(Extracted data entries)
════════════════

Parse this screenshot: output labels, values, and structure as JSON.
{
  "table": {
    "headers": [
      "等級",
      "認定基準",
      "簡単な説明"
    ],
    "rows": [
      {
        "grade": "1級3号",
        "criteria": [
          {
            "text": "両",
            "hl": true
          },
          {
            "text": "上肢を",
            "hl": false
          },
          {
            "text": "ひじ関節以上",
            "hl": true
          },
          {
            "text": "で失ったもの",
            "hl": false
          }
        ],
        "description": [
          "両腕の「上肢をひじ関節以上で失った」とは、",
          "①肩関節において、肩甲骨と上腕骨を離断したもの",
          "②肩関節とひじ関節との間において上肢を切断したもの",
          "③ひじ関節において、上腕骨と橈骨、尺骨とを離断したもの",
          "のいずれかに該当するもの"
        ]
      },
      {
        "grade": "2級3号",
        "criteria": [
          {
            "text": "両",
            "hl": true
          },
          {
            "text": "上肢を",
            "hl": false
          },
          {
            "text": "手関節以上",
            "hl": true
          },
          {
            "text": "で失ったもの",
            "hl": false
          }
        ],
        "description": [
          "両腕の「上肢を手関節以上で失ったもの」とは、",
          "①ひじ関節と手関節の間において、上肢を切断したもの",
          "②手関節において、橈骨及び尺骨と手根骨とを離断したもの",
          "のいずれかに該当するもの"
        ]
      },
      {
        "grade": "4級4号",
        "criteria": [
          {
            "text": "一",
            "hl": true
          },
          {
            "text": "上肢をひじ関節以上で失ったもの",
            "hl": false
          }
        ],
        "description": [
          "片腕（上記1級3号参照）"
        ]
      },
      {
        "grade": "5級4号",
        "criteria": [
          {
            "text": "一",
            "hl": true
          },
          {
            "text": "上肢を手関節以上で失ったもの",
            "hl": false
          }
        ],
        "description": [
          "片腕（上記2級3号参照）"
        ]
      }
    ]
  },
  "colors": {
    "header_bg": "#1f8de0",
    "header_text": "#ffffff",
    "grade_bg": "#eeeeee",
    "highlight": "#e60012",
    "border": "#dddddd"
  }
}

════════════════

Each line above must be printed exactly as it appears.

Parse this screenshot: output labels, values, and structure as JSON.
{
  "table": {
    "headers": [
      "等級",
      "認定基準",
      "簡単な説明"
    ],
    "rows": [
      {
        "grade": "1級3号",
        "criteria": [
          {
            "text": "両",
            "hl": true
          },
          {
            "text": "上肢を",
            "hl": false
          },
          {
            "text": "ひじ関節以上",
            "hl": true
          },
          {
            "text": "で失ったもの",
            "hl": false
          }
        ],
        "description": [
          "両腕の「上肢をひじ関節以上で失った」とは、",
          "①肩関節において、肩甲骨と上腕骨を離断したもの",
          "②肩関節とひじ関節との間において上肢を切断したもの",
          "③ひじ関節において、上腕骨と橈骨、尺骨とを離断したもの",
          "のいずれかに該当するもの"
        ]
      },
      {
        "grade": "2級3号",
        "criteria": [
          {
            "text": "両",
            "hl": true
          },
          {
            "text": "上肢を",
            "hl": false
          },
          {
            "text": "手関節以上",
            "hl": true
          },
          {
            "text": "で失ったもの",
            "hl": false
          }
        ],
        "description": [
          "両腕の「上肢を手関節以上で失ったもの」とは、",
          "①ひじ関節と手関節の間において、上肢を切断したもの",
          "②手関節において、橈骨及び尺骨と手根骨とを離断したもの",
          "のいずれかに該当するもの"
        ]
      },
      {
        "grade": "4級4号",
        "criteria": [
          {
            "text": "一",
            "hl": true
          },
          {
            "text": "上肢をひじ関節以上で失ったもの",
            "hl": false
          }
        ],
        "description": [
          "片腕（上記1級3号参照）"
        ]
      },
      {
        "grade": "5級4号",
        "criteria": [
          {
            "text": "一",
            "hl": true
          },
          {
            "text": "上肢を手関節以上で失ったもの",
            "hl": false
          }
        ],
        "description": [
          "片腕（上記2級3号参照）"
        ]
      }
    ]
  },
  "colors": {
    "header_bg": "#1f8de0",
    "header_text": "#ffffff",
    "grade_bg": "#eeeeee",
    "highlight": "#e60012",
    "border": "#dddddd"
  }
}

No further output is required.